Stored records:
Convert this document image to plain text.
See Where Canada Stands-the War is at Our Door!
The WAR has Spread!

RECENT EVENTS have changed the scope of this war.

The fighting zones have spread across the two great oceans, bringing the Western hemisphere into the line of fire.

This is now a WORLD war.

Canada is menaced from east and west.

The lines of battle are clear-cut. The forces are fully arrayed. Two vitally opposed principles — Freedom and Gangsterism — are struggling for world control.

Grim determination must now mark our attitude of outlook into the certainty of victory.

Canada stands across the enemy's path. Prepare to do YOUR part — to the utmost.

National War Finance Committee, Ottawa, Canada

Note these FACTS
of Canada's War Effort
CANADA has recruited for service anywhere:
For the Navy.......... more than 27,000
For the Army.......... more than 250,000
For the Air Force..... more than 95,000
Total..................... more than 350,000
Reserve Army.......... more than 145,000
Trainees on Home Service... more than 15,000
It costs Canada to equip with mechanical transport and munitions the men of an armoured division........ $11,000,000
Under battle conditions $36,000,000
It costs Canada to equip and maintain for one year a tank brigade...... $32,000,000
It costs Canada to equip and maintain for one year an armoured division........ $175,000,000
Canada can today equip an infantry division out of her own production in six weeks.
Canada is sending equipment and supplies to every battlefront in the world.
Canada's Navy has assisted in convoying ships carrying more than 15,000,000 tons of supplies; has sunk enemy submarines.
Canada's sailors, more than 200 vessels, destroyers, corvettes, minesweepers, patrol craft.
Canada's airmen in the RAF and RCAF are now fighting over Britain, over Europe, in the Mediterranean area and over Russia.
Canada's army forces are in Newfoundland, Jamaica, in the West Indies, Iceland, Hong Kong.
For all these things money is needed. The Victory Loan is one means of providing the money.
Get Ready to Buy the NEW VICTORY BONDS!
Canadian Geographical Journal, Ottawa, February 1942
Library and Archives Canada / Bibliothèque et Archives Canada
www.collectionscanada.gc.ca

## REQUEST
Read the data above. Pull out each line in which the string "Navy" appears.

## EXERCISE RESULT
For the Navy.......... more than 27,000
Canada's Navy has assisted in convoying ships carrying more than 15,000,000 tons of supplies; has sunk enemy submarines.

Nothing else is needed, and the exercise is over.